Each entry must be given again exactly; images do not belong in the copy.

◆ ◆ ◆ ◆ ◆

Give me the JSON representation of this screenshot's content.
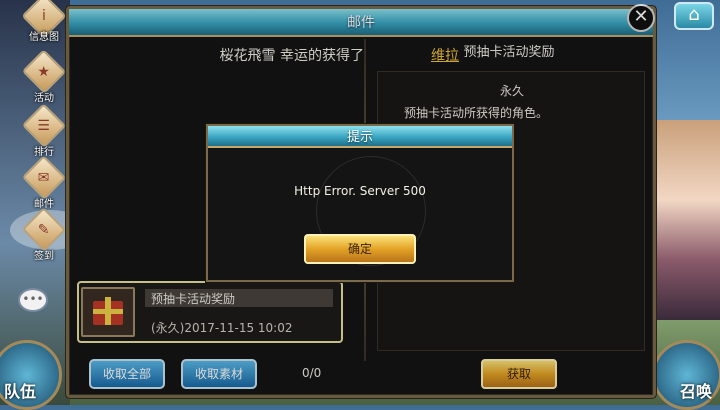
{
  "window": {
    "title": "邮件"
  },
  "home_icon": "home-icon",
  "close_icon": "close-icon",
  "sidebar": {
    "items": [
      {
        "label": "信息图",
        "icon": "info-icon"
      },
      {
        "label": "活动",
        "icon": "event-icon"
      },
      {
        "label": "排行",
        "icon": "ranking-icon"
      },
      {
        "label": "邮件",
        "icon": "mail-icon"
      },
      {
        "label": "签到",
        "icon": "checkin-icon"
      }
    ],
    "chat_icon": "chat-icon"
  },
  "corners": {
    "left_label": "队伍",
    "right_label": "召唤"
  },
  "announcement": {
    "prefix": "桜花飛雪 幸运的获得了",
    "highlight": "维拉"
  },
  "mail_list": {
    "items": [
      {
        "title": "预抽卡活动奖励",
        "date": "(永久)2017-11-15 10:02",
        "icon": "gift-icon"
      }
    ],
    "buttons": {
      "collect_all": "收取全部",
      "collect_materials": "收取素材"
    },
    "count": "0/0"
  },
  "detail": {
    "title": "预抽卡活动奖励",
    "duration": "永久",
    "description": "预抽卡活动所获得的角色。",
    "claim_button": "获取"
  },
  "dialog": {
    "title": "提示",
    "message": "Http Error. Server 500",
    "confirm_button": "确定"
  },
  "colors": {
    "title_bar": "#3aa6c2",
    "highlight_name": "#f2c23a",
    "gold_button": "#e3a326",
    "blue_button": "#1a6aa8",
    "selected_border": "#e8e2a0"
  }
}
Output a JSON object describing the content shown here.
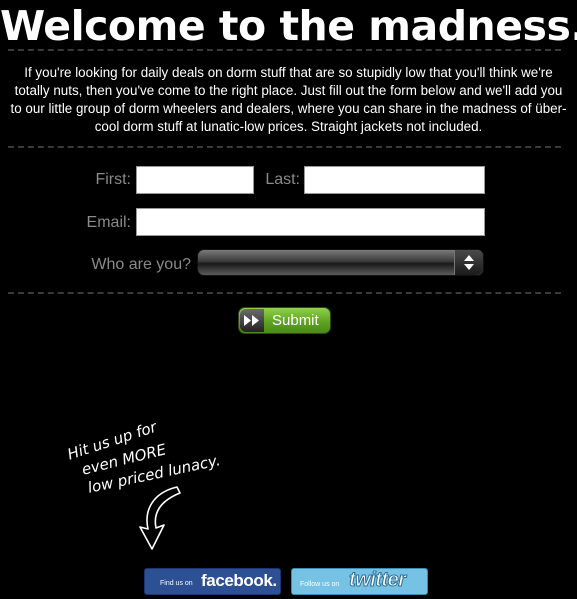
{
  "header": {
    "title": "Welcome to the madness."
  },
  "intro": {
    "text": "If you're looking for daily deals on dorm stuff that are so stupidly low that you'll think we're totally nuts, then you've come to the right place. Just fill out the form below and we'll add you to our little group of dorm wheelers and dealers, where you can share in the madness of über-cool dorm stuff at lunatic-low prices. Straight jackets not included."
  },
  "form": {
    "first_label": "First:",
    "first_value": "",
    "last_label": "Last:",
    "last_value": "",
    "email_label": "Email:",
    "email_value": "",
    "who_label": "Who are you?",
    "who_value": "",
    "submit_label": "Submit"
  },
  "promo": {
    "line1": "Hit us up for",
    "line2": "even MORE",
    "line3": "low priced lunacy."
  },
  "social": {
    "facebook_small": "Find us on",
    "facebook_big": "facebook.",
    "twitter_small": "Follow us on",
    "twitter_big": "twitter"
  },
  "colors": {
    "background": "#000000",
    "label": "#8a8a8a",
    "submit_green": "#6ab42a",
    "facebook_blue": "#2d4f94",
    "twitter_blue": "#76c2e4"
  }
}
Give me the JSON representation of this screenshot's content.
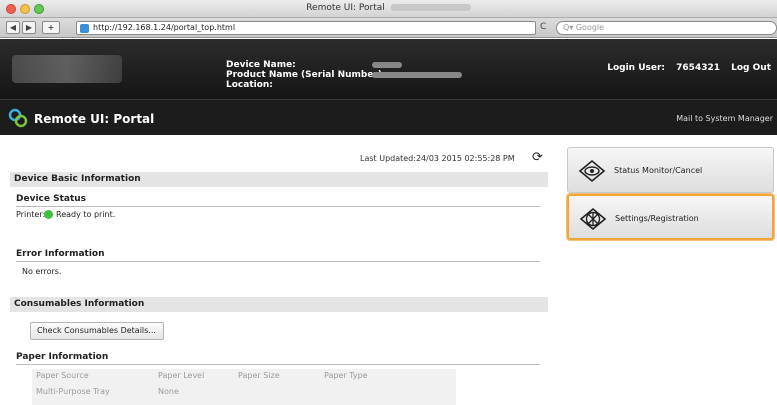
{
  "window": {
    "title": "Remote UI: Portal"
  },
  "toolbar": {
    "back": "◀",
    "forward": "▶",
    "add": "+",
    "url": "http://192.168.1.24/portal_top.html",
    "reload": "C",
    "search_placeholder": "Q▾ Google"
  },
  "device": {
    "name_label": "Device Name:",
    "product_label": "Product Name (Serial Number):",
    "location_label": "Location:",
    "login_label": "Login User:",
    "login_user": "7654321",
    "logout": "Log Out"
  },
  "portal": {
    "title": "Remote UI: Portal",
    "mail_link": "Mail to System Manager"
  },
  "main": {
    "last_updated": "Last Updated:24/03 2015 02:55:28 PM",
    "device_basic_title": "Device Basic Information",
    "device_status_title": "Device Status",
    "printer_label": "Printer:",
    "printer_status": "Ready to print.",
    "error_title": "Error Information",
    "error_text": "No errors.",
    "consumables_title": "Consumables Information",
    "check_button": "Check Consumables Details...",
    "paper_title": "Paper Information",
    "paper_headers": [
      "Paper Source",
      "Paper Level",
      "Paper Size",
      "Paper Type"
    ],
    "paper_rows": [
      [
        "Multi-Purpose Tray",
        "None",
        "",
        ""
      ]
    ]
  },
  "right_panel": {
    "status_monitor": "Status Monitor/Cancel",
    "settings": "Settings/Registration"
  },
  "colors": {
    "highlight": "#f0a43a",
    "status_green": "#3fbf3f",
    "header_bg": "#1c1c1c"
  }
}
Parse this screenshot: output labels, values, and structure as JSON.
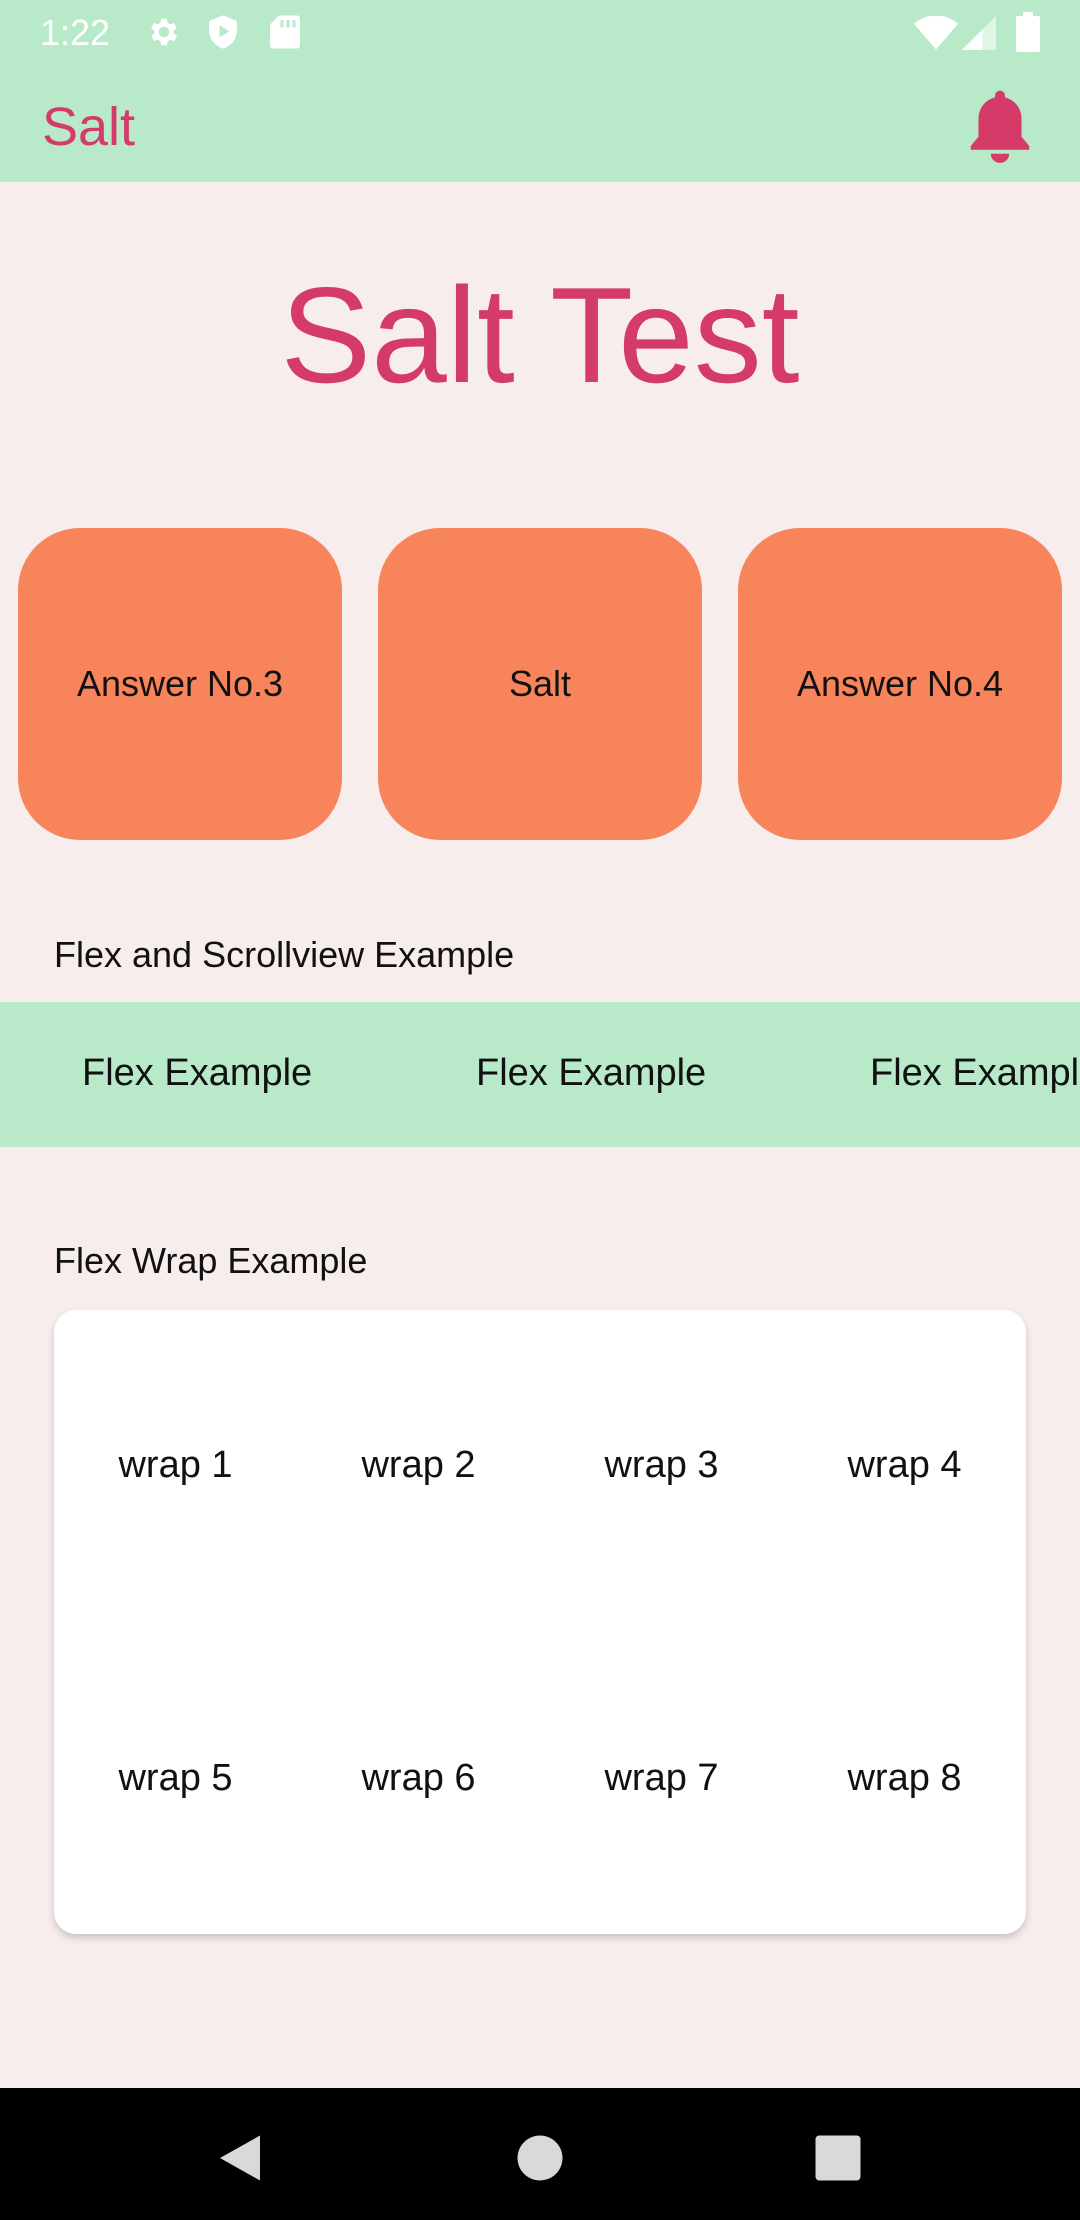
{
  "status_bar": {
    "time": "1:22",
    "left_icons": [
      "gear-icon",
      "shield-play-icon",
      "sd-card-icon"
    ],
    "right_icons": [
      "wifi-icon",
      "signal-icon",
      "battery-icon"
    ]
  },
  "app_bar": {
    "title": "Salt",
    "action_icon": "bell-icon",
    "background": "#b8eaca",
    "accent": "#d43b68"
  },
  "main": {
    "title": "Salt Test",
    "answer_cards": [
      {
        "label": "Answer No.3"
      },
      {
        "label": "Salt"
      },
      {
        "label": "Answer No.4"
      }
    ],
    "card_color": "#f7845b",
    "flex_section": {
      "label": "Flex and Scrollview Example",
      "items": [
        "Flex Example",
        "Flex Example",
        "Flex Example"
      ]
    },
    "wrap_section": {
      "label": "Flex Wrap Example",
      "items": [
        "wrap 1",
        "wrap 2",
        "wrap 3",
        "wrap 4",
        "wrap 5",
        "wrap 6",
        "wrap 7",
        "wrap 8"
      ]
    }
  },
  "nav_bar": {
    "buttons": [
      "back-icon",
      "home-icon",
      "recents-icon"
    ]
  }
}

◆ ◆ ◆ ◆ ◆

● Written solution:
Give me the JSON representation of this screenshot's content.
{
  "window": {
    "title": "邮件"
  },
  "home_icon": "home-icon",
  "close_icon": "close-icon",
  "sidebar": {
    "items": [
      {
        "label": "信息图",
        "icon": "info-icon"
      },
      {
        "label": "活动",
        "icon": "event-icon"
      },
      {
        "label": "排行",
        "icon": "ranking-icon"
      },
      {
        "label": "邮件",
        "icon": "mail-icon"
      },
      {
        "label": "签到",
        "icon": "checkin-icon"
      }
    ],
    "chat_icon": "chat-icon"
  },
  "corners": {
    "left_label": "队伍",
    "right_label": "召唤"
  },
  "announcement": {
    "prefix": "桜花飛雪 幸运的获得了",
    "highlight": "维拉"
  },
  "mail_list": {
    "items": [
      {
        "title": "预抽卡活动奖励",
        "date": "(永久)2017-11-15 10:02",
        "icon": "gift-icon"
      }
    ],
    "buttons": {
      "collect_all": "收取全部",
      "collect_materials": "收取素材"
    },
    "count": "0/0"
  },
  "detail": {
    "title": "预抽卡活动奖励",
    "duration": "永久",
    "description": "预抽卡活动所获得的角色。",
    "claim_button": "获取"
  },
  "dialog": {
    "title": "提示",
    "message": "Http Error. Server 500",
    "confirm_button": "确定"
  },
  "colors": {
    "title_bar": "#3aa6c2",
    "highlight_name": "#f2c23a",
    "gold_button": "#e3a326",
    "blue_button": "#1a6aa8",
    "selected_border": "#e8e2a0"
  }
}
Output a JSON object describing the content shown here.
{
  "header": {
    "title": "Welcome to the madness."
  },
  "intro": {
    "text": "If you're looking for daily deals on dorm stuff that are so stupidly low that you'll think we're totally nuts, then you've come to the right place. Just fill out the form below and we'll add you to our little group of dorm wheelers and dealers, where you can share in the madness of über-cool dorm stuff at lunatic-low prices. Straight jackets not included."
  },
  "form": {
    "first_label": "First:",
    "first_value": "",
    "last_label": "Last:",
    "last_value": "",
    "email_label": "Email:",
    "email_value": "",
    "who_label": "Who are you?",
    "who_value": "",
    "submit_label": "Submit"
  },
  "promo": {
    "line1": "Hit us up for",
    "line2": "even MORE",
    "line3": "low priced lunacy."
  },
  "social": {
    "facebook_small": "Find us on",
    "facebook_big": "facebook.",
    "twitter_small": "Follow us on",
    "twitter_big": "twitter"
  },
  "colors": {
    "background": "#000000",
    "label": "#8a8a8a",
    "submit_green": "#6ab42a",
    "facebook_blue": "#2d4f94",
    "twitter_blue": "#76c2e4"
  }
}
Give me the JSON representation of this screenshot's content.
{
  "window": {
    "title": "Remote UI: Portal"
  },
  "toolbar": {
    "back": "◀",
    "forward": "▶",
    "add": "+",
    "url": "http://192.168.1.24/portal_top.html",
    "reload": "C",
    "search_placeholder": "Q▾ Google"
  },
  "device": {
    "name_label": "Device Name:",
    "product_label": "Product Name (Serial Number):",
    "location_label": "Location:",
    "login_label": "Login User:",
    "login_user": "7654321",
    "logout": "Log Out"
  },
  "portal": {
    "title": "Remote UI: Portal",
    "mail_link": "Mail to System Manager"
  },
  "main": {
    "last_updated": "Last Updated:24/03 2015 02:55:28 PM",
    "device_basic_title": "Device Basic Information",
    "device_status_title": "Device Status",
    "printer_label": "Printer:",
    "printer_status": "Ready to print.",
    "error_title": "Error Information",
    "error_text": "No errors.",
    "consumables_title": "Consumables Information",
    "check_button": "Check Consumables Details...",
    "paper_title": "Paper Information",
    "paper_headers": [
      "Paper Source",
      "Paper Level",
      "Paper Size",
      "Paper Type"
    ],
    "paper_rows": [
      [
        "Multi-Purpose Tray",
        "None",
        "",
        ""
      ]
    ]
  },
  "right_panel": {
    "status_monitor": "Status Monitor/Cancel",
    "settings": "Settings/Registration"
  },
  "colors": {
    "highlight": "#f0a43a",
    "status_green": "#3fbf3f",
    "header_bg": "#1c1c1c"
  }
}
Parse this screenshot: output labels, values, and structure as JSON.
{
  "status_bar": {
    "time": "1:22",
    "left_icons": [
      "gear-icon",
      "shield-play-icon",
      "sd-card-icon"
    ],
    "right_icons": [
      "wifi-icon",
      "signal-icon",
      "battery-icon"
    ]
  },
  "app_bar": {
    "title": "Salt",
    "action_icon": "bell-icon",
    "background": "#b8eaca",
    "accent": "#d43b68"
  },
  "main": {
    "title": "Salt Test",
    "answer_cards": [
      {
        "label": "Answer No.3"
      },
      {
        "label": "Salt"
      },
      {
        "label": "Answer No.4"
      }
    ],
    "card_color": "#f7845b",
    "flex_section": {
      "label": "Flex and Scrollview Example",
      "items": [
        "Flex Example",
        "Flex Example",
        "Flex Example"
      ]
    },
    "wrap_section": {
      "label": "Flex Wrap Example",
      "items": [
        "wrap 1",
        "wrap 2",
        "wrap 3",
        "wrap 4",
        "wrap 5",
        "wrap 6",
        "wrap 7",
        "wrap 8"
      ]
    }
  },
  "nav_bar": {
    "buttons": [
      "back-icon",
      "home-icon",
      "recents-icon"
    ]
  }
}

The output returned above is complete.